** BEGIN DATA PROVIDED **
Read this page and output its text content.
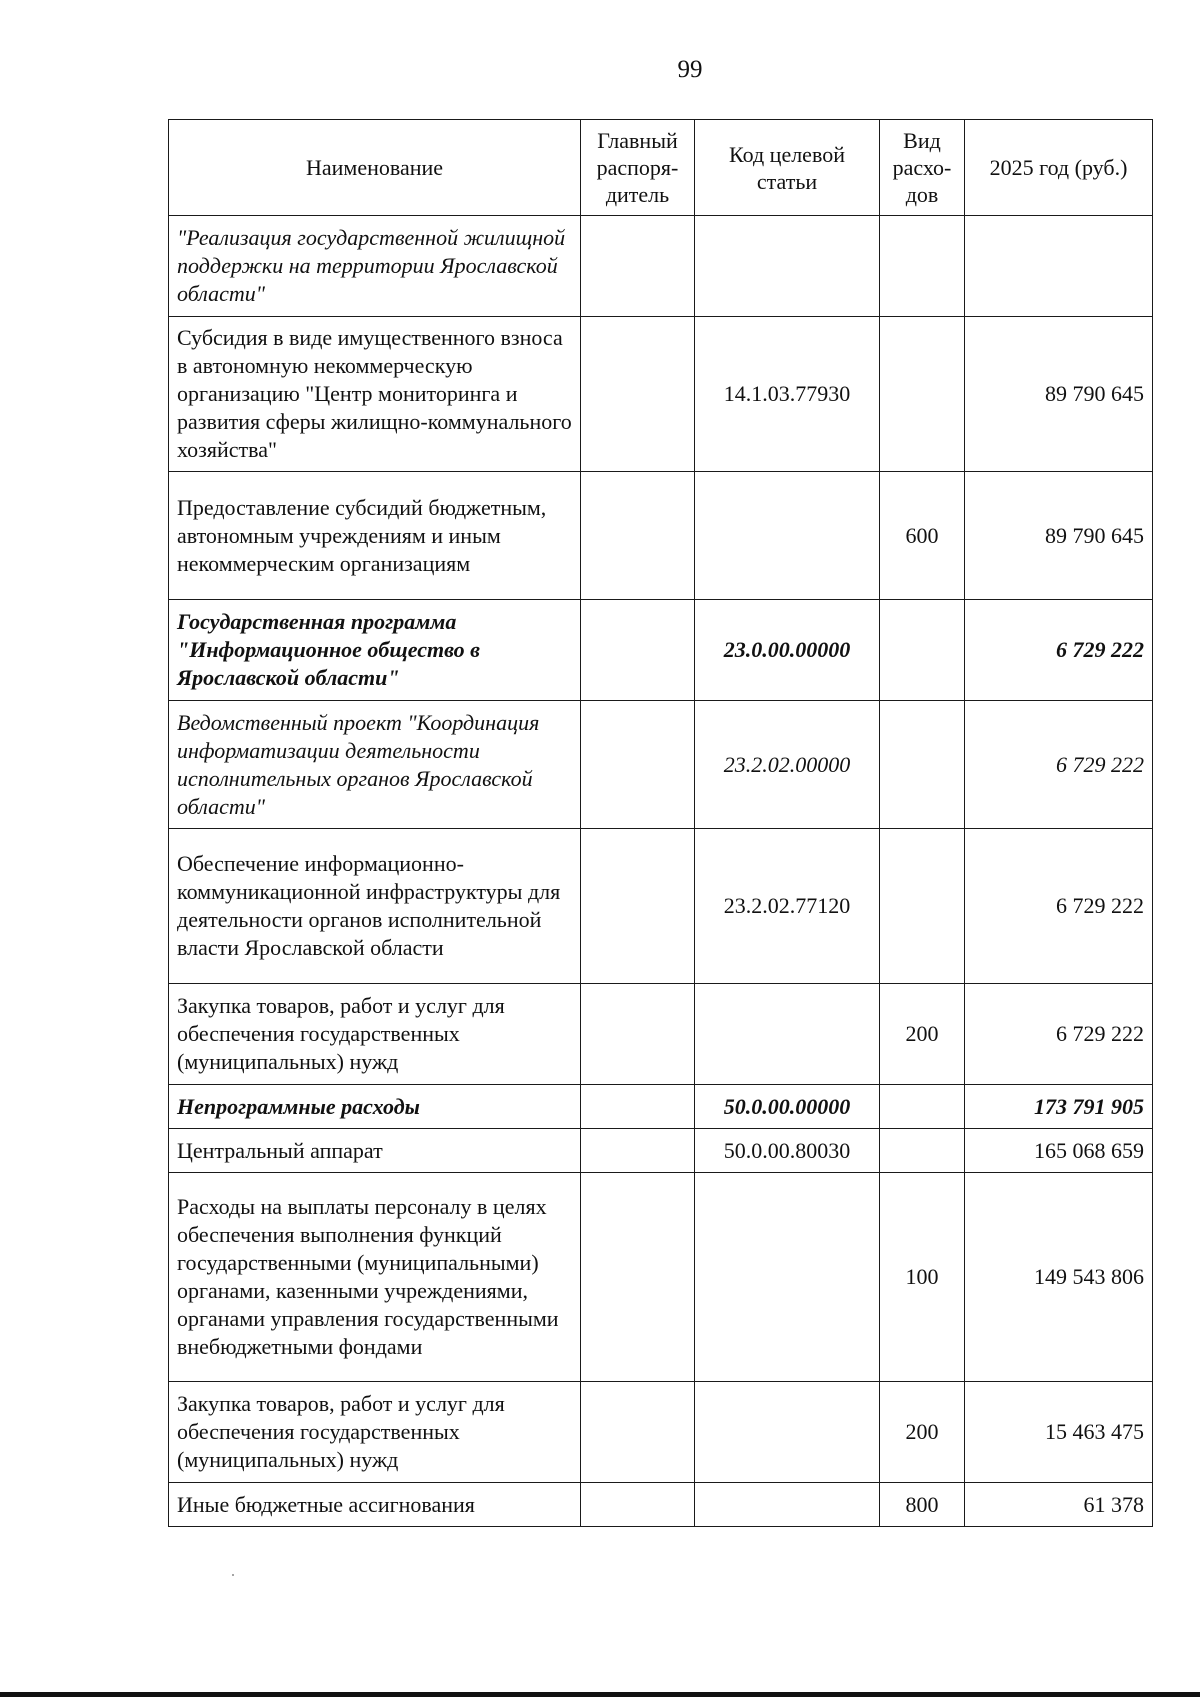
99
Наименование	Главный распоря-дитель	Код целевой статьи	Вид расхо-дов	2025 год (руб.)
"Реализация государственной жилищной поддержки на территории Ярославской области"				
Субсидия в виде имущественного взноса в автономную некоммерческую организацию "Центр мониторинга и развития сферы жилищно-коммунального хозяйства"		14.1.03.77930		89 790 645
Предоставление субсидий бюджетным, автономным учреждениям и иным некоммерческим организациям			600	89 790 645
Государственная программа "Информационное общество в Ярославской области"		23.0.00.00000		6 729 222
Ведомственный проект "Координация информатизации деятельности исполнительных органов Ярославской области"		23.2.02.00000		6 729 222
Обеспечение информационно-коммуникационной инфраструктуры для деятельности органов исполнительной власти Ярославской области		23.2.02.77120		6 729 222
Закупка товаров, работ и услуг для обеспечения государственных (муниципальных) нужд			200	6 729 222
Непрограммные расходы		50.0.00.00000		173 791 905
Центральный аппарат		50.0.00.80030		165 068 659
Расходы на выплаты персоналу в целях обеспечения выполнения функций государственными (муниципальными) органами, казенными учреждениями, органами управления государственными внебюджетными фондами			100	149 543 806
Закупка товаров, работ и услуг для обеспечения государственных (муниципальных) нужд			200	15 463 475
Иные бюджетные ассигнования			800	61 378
** END DATA PROVIDED **
DIRECTION:
Which lines above contain the word "Ярославской"? Copy each of them.

RESPONSE TO THE EXERCISE:
"Реализация государственной жилищной поддержки на территории Ярославской области"				
Государственная программа "Информационное общество в Ярославской области"		23.0.00.00000		6 729 222
Ведомственный проект "Координация информатизации деятельности исполнительных органов Ярославской области"		23.2.02.00000		6 729 222
Обеспечение информационно-коммуникационной инфраструктуры для деятельности органов исполнительной власти Ярославской области		23.2.02.77120		6 729 222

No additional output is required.